## TASK
Your reply should be a single number: how many lines contain the string "localhost".

## GIVEN DATA

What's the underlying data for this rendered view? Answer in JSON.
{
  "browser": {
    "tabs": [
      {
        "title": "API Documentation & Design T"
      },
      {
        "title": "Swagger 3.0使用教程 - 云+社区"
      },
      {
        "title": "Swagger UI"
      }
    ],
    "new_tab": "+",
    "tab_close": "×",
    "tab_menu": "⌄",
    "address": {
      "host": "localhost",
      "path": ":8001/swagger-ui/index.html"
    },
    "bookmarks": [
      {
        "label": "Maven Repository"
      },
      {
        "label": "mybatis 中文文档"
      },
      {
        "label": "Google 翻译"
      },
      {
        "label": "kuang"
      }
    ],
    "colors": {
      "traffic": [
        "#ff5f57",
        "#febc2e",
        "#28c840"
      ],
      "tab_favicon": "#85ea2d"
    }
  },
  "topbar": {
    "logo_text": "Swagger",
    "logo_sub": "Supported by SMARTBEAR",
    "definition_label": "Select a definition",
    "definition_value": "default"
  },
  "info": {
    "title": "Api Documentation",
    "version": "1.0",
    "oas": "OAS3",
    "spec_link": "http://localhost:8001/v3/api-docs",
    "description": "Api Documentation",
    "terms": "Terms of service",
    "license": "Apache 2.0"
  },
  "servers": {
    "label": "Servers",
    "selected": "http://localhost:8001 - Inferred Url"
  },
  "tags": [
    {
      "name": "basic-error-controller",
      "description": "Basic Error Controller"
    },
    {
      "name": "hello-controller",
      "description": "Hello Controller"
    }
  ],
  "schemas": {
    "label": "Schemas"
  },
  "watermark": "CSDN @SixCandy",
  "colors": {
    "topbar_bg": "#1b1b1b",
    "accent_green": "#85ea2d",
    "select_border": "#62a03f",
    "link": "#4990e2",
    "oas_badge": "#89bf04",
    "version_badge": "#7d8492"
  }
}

* * *

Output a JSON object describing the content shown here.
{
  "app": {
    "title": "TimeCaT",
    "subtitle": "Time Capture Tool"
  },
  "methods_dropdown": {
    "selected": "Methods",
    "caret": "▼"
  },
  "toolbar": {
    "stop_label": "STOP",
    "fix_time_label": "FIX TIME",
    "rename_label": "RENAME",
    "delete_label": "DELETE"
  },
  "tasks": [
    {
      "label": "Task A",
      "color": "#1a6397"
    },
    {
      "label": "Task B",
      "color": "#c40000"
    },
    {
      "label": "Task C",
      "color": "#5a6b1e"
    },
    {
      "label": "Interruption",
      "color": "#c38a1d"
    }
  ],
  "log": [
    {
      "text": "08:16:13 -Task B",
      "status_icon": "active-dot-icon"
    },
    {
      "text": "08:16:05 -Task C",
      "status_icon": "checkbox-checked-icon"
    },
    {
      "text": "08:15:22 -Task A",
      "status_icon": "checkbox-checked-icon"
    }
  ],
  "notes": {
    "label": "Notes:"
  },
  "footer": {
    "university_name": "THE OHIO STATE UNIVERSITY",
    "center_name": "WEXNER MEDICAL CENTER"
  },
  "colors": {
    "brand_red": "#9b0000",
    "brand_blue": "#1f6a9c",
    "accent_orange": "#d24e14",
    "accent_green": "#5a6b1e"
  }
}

---

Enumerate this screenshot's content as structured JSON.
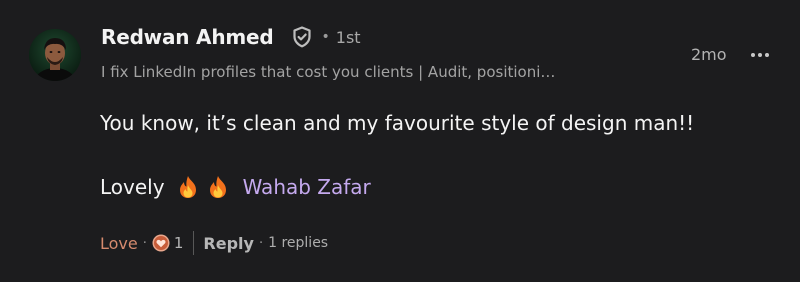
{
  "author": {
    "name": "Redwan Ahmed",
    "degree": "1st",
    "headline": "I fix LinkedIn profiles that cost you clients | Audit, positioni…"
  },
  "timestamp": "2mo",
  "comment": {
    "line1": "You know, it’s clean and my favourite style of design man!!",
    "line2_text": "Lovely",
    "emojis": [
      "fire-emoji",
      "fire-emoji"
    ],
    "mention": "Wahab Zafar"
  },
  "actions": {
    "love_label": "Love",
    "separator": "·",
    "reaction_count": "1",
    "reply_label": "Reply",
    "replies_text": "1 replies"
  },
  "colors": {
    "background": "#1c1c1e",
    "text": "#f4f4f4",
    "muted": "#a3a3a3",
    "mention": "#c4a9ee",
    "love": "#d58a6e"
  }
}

## ANSWER FOR THIS EXERCISE
3